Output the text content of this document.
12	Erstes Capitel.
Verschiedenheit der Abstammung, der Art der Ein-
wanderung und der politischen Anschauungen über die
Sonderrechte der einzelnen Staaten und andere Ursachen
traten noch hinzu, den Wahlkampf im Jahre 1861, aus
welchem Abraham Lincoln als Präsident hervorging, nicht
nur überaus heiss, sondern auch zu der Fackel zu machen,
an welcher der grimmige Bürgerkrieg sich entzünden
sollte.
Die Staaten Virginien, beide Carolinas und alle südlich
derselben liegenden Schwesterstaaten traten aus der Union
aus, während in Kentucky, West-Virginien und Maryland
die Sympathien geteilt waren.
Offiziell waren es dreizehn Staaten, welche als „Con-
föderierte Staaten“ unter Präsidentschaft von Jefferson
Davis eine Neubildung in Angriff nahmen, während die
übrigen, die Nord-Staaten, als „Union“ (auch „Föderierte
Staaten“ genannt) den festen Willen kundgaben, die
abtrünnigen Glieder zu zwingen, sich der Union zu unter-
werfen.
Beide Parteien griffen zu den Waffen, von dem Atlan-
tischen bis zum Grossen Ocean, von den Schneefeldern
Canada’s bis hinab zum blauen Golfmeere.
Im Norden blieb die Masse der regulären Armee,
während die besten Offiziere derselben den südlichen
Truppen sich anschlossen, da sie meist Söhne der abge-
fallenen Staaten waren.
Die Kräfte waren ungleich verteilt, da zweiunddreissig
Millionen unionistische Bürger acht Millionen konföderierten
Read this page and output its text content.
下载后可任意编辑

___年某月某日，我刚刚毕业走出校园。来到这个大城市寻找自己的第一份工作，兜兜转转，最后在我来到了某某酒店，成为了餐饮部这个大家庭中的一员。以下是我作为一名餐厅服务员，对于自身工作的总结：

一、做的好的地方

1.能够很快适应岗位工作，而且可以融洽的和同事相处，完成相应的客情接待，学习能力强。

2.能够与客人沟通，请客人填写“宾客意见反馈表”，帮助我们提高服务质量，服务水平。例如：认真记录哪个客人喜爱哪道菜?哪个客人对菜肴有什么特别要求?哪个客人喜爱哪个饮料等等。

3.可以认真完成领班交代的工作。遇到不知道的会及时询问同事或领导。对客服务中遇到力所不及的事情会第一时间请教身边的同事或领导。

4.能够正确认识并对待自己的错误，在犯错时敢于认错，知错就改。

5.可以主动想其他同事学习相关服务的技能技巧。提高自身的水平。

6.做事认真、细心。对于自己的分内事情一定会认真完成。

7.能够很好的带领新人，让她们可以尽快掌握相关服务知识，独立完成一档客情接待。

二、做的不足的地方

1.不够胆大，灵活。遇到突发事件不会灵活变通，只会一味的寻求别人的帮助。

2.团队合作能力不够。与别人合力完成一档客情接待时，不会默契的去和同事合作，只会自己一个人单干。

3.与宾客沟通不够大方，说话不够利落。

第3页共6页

YOUR GOAL: Reproduce each entry above exactly, keeping every word.

SOLUTION TO THE PROBLEM:
Output the text content of this document.
12	Erstes Capitel.
Verschiedenheit der Abstammung, der Art der Ein-
wanderung und der politischen Anschauungen über die
Sonderrechte der einzelnen Staaten und andere Ursachen
traten noch hinzu, den Wahlkampf im Jahre 1861, aus
welchem Abraham Lincoln als Präsident hervorging, nicht
nur überaus heiss, sondern auch zu der Fackel zu machen,
an welcher der grimmige Bürgerkrieg sich entzünden
sollte.
Die Staaten Virginien, beide Carolinas und alle südlich
derselben liegenden Schwesterstaaten traten aus der Union
aus, während in Kentucky, West-Virginien und Maryland
die Sympathien geteilt waren.
Offiziell waren es dreizehn Staaten, welche als „Con-
föderierte Staaten“ unter Präsidentschaft von Jefferson
Davis eine Neubildung in Angriff nahmen, während die
übrigen, die Nord-Staaten, als „Union“ (auch „Föderierte
Staaten“ genannt) den festen Willen kundgaben, die
abtrünnigen Glieder zu zwingen, sich der Union zu unter-
werfen.
Beide Parteien griffen zu den Waffen, von dem Atlan-
tischen bis zum Grossen Ocean, von den Schneefeldern
Canada’s bis hinab zum blauen Golfmeere.
Im Norden blieb die Masse der regulären Armee,
während die besten Offiziere derselben den südlichen
Truppen sich anschlossen, da sie meist Söhne der abge-
fallenen Staaten waren.
Die Kräfte waren ungleich verteilt, da zweiunddreissig
Millionen unionistische Bürger acht Millionen konföderierten
Read this page and output its text content.
下载后可任意编辑

___年某月某日，我刚刚毕业走出校园。来到这个大城市寻找自己的第一份工作，兜兜转转，最后在我来到了某某酒店，成为了餐饮部这个大家庭中的一员。以下是我作为一名餐厅服务员，对于自身工作的总结：

一、做的好的地方

1.能够很快适应岗位工作，而且可以融洽的和同事相处，完成相应的客情接待，学习能力强。

2.能够与客人沟通，请客人填写“宾客意见反馈表”，帮助我们提高服务质量，服务水平。例如：认真记录哪个客人喜爱哪道菜?哪个客人对菜肴有什么特别要求?哪个客人喜爱哪个饮料等等。

3.可以认真完成领班交代的工作。遇到不知道的会及时询问同事或领导。对客服务中遇到力所不及的事情会第一时间请教身边的同事或领导。

4.能够正确认识并对待自己的错误，在犯错时敢于认错，知错就改。

5.可以主动想其他同事学习相关服务的技能技巧。提高自身的水平。

6.做事认真、细心。对于自己的分内事情一定会认真完成。

7.能够很好的带领新人，让她们可以尽快掌握相关服务知识，独立完成一档客情接待。

二、做的不足的地方

1.不够胆大，灵活。遇到突发事件不会灵活变通，只会一味的寻求别人的帮助。

2.团队合作能力不够。与别人合力完成一档客情接待时，不会默契的去和同事合作，只会自己一个人单干。

3.与宾客沟通不够大方，说话不够利落。

第3页共6页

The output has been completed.